## Given request
Go through the entries below and collect each line with the string "ὅπως" in it.

## Task input
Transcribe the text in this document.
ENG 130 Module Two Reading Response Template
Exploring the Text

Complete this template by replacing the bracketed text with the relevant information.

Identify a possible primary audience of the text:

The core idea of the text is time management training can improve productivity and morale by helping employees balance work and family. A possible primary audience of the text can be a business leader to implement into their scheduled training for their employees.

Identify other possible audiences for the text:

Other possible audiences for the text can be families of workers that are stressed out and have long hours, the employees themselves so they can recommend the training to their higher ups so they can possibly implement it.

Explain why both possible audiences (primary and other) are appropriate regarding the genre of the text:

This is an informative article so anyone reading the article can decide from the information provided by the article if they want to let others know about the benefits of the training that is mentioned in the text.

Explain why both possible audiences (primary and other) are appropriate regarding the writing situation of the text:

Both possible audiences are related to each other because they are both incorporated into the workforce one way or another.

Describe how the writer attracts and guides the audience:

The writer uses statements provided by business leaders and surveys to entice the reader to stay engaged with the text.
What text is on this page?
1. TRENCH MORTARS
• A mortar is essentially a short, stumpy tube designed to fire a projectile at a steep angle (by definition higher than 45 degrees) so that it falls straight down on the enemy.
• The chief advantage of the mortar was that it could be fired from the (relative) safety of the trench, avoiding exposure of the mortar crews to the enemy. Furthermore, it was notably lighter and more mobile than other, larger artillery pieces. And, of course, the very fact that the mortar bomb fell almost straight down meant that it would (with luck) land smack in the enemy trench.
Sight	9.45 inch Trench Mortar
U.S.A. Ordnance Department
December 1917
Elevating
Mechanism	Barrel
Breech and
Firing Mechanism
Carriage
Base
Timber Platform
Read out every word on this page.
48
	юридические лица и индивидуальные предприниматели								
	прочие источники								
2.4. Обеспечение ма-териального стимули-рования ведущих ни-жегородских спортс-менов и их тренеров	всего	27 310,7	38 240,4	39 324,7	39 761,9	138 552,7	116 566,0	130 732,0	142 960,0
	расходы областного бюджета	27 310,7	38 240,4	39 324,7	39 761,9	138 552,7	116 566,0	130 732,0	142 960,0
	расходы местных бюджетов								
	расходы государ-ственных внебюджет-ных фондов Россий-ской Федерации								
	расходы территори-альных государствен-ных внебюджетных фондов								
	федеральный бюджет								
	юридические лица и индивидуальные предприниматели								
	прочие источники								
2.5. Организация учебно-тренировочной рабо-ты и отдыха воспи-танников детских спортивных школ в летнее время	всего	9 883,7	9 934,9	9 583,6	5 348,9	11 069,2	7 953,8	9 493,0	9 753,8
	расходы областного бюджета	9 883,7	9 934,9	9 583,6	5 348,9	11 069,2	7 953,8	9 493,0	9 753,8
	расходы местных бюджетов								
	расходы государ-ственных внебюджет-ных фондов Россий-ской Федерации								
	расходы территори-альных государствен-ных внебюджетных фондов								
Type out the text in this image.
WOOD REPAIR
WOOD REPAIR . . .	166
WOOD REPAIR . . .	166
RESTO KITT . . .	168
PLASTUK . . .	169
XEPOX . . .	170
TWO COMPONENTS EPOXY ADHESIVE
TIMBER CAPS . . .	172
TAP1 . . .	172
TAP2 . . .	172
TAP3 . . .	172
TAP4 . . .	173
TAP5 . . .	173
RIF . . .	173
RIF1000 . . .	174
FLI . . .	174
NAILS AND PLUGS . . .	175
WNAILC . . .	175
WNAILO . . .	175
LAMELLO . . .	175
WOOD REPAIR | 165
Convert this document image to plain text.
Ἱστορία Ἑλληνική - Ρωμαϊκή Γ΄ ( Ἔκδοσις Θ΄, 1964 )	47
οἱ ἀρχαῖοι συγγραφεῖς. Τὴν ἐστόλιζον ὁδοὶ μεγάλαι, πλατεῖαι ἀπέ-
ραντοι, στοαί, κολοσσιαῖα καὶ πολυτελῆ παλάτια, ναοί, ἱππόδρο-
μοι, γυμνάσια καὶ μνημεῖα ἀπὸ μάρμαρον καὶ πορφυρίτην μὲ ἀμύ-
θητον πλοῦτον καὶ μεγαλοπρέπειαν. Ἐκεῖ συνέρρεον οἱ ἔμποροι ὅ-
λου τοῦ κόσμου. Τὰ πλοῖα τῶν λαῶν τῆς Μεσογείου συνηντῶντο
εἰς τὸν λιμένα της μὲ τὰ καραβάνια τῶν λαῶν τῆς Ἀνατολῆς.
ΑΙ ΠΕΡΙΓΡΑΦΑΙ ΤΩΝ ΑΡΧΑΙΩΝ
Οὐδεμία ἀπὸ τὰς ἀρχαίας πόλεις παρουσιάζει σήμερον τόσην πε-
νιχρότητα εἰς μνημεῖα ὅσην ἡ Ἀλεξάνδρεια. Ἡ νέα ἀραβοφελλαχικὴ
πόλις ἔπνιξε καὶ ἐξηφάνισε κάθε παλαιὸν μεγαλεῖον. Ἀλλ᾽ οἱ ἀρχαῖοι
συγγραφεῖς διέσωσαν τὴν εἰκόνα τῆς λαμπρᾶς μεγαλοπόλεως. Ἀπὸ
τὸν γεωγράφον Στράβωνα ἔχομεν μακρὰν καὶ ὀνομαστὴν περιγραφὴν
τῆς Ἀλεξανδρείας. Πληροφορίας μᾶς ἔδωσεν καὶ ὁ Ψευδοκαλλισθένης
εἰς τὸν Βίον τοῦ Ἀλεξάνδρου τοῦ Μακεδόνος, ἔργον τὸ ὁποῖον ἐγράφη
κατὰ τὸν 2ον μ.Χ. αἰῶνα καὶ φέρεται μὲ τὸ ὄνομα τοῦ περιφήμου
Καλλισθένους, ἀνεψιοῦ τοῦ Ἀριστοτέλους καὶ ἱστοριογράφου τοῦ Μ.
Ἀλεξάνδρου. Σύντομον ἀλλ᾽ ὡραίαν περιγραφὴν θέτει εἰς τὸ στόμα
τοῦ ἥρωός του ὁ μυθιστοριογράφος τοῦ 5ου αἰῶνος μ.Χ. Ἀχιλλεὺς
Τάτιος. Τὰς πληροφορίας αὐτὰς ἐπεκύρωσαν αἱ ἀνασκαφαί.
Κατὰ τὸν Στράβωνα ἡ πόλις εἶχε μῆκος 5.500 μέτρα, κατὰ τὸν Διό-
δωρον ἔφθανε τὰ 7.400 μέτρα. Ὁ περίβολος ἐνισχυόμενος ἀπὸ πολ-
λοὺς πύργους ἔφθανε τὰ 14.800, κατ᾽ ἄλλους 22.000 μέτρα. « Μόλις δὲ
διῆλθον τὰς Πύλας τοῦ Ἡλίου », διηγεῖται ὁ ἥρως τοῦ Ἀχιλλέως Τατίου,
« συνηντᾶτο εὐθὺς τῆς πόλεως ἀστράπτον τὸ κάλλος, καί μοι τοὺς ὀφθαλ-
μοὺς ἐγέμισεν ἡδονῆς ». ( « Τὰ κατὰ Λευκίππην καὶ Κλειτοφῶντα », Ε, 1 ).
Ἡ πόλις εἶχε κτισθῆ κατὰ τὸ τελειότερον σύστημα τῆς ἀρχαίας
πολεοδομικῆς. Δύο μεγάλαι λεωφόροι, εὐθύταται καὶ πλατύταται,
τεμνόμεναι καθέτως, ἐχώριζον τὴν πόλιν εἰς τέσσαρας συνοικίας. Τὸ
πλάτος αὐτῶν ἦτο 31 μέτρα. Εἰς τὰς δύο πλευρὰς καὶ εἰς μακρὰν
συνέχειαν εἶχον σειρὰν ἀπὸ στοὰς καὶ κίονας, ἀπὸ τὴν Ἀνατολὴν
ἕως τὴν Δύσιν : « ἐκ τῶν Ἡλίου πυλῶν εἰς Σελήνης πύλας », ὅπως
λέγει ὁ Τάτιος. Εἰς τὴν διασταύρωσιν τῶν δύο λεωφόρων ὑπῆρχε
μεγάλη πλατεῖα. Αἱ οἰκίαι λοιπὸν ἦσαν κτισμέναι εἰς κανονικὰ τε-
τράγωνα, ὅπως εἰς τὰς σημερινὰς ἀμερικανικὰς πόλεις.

## Exercise answer
ἕως τὴν Δύσιν : « ἐκ τῶν Ἡλίου πυλῶν εἰς Σελήνης πύλας », ὅπως
τράγωνα, ὅπως εἰς τὰς σημερινὰς ἀμερικανικὰς πόλεις.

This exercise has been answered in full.